**Extracted entries**
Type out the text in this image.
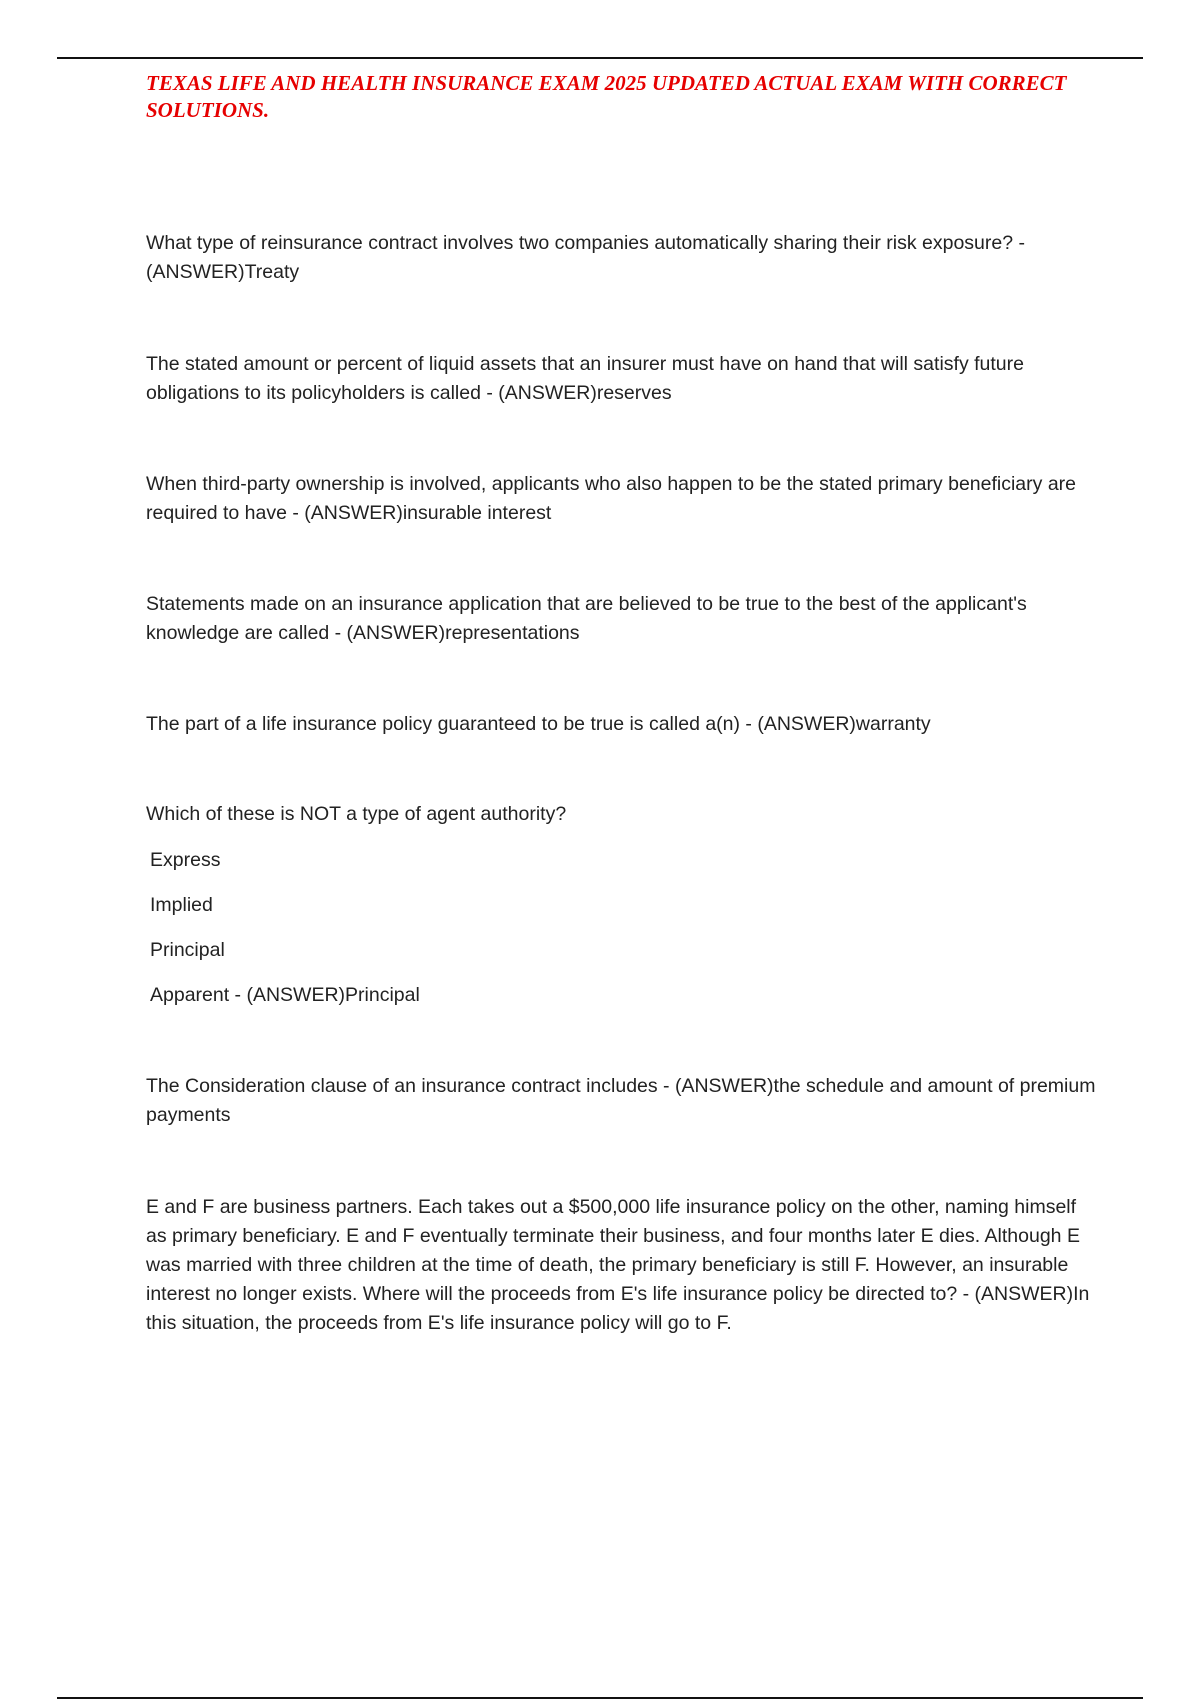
TEXAS LIFE AND HEALTH INSURANCE EXAM 2025 UPDATED ACTUAL EXAM WITH CORRECT SOLUTIONS.

What type of reinsurance contract involves two companies automatically sharing their risk exposure? - (ANSWER)Treaty

The stated amount or percent of liquid assets that an insurer must have on hand that will satisfy future obligations to its policyholders is called - (ANSWER)reserves

When third-party ownership is involved, applicants who also happen to be the stated primary beneficiary are required to have - (ANSWER)insurable interest

Statements made on an insurance application that are believed to be true to the best of the applicant's knowledge are called - (ANSWER)representations

The part of a life insurance policy guaranteed to be true is called a(n) - (ANSWER)warranty

Which of these is NOT a type of agent authority?

Express
Implied
Principal
Apparent - (ANSWER)Principal

The Consideration clause of an insurance contract includes - (ANSWER)the schedule and amount of premium payments

E and F are business partners. Each takes out a $500,000 life insurance policy on the other, naming himself as primary beneficiary. E and F eventually terminate their business, and four months later E dies. Although E was married with three children at the time of death, the primary beneficiary is still F. However, an insurable interest no longer exists. Where will the proceeds from E's life insurance policy be directed to? - (ANSWER)In this situation, the proceeds from E's life insurance policy will go to F.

**Task**
Each record above should be copied character for character, with pictures dropped.

**Result of the task**
Type out the text in this image.
TEXAS LIFE AND HEALTH INSURANCE EXAM 2025 UPDATED ACTUAL EXAM WITH CORRECT SOLUTIONS.

What type of reinsurance contract involves two companies automatically sharing their risk exposure? - (ANSWER)Treaty

The stated amount or percent of liquid assets that an insurer must have on hand that will satisfy future obligations to its policyholders is called - (ANSWER)reserves

When third-party ownership is involved, applicants who also happen to be the stated primary beneficiary are required to have - (ANSWER)insurable interest

Statements made on an insurance application that are believed to be true to the best of the applicant's knowledge are called - (ANSWER)representations

The part of a life insurance policy guaranteed to be true is called a(n) - (ANSWER)warranty

Which of these is NOT a type of agent authority?

Express
Implied
Principal
Apparent - (ANSWER)Principal

The Consideration clause of an insurance contract includes - (ANSWER)the schedule and amount of premium payments

E and F are business partners. Each takes out a $500,000 life insurance policy on the other, naming himself as primary beneficiary. E and F eventually terminate their business, and four months later E dies. Although E was married with three children at the time of death, the primary beneficiary is still F. However, an insurable interest no longer exists. Where will the proceeds from E's life insurance policy be directed to? - (ANSWER)In this situation, the proceeds from E's life insurance policy will go to F.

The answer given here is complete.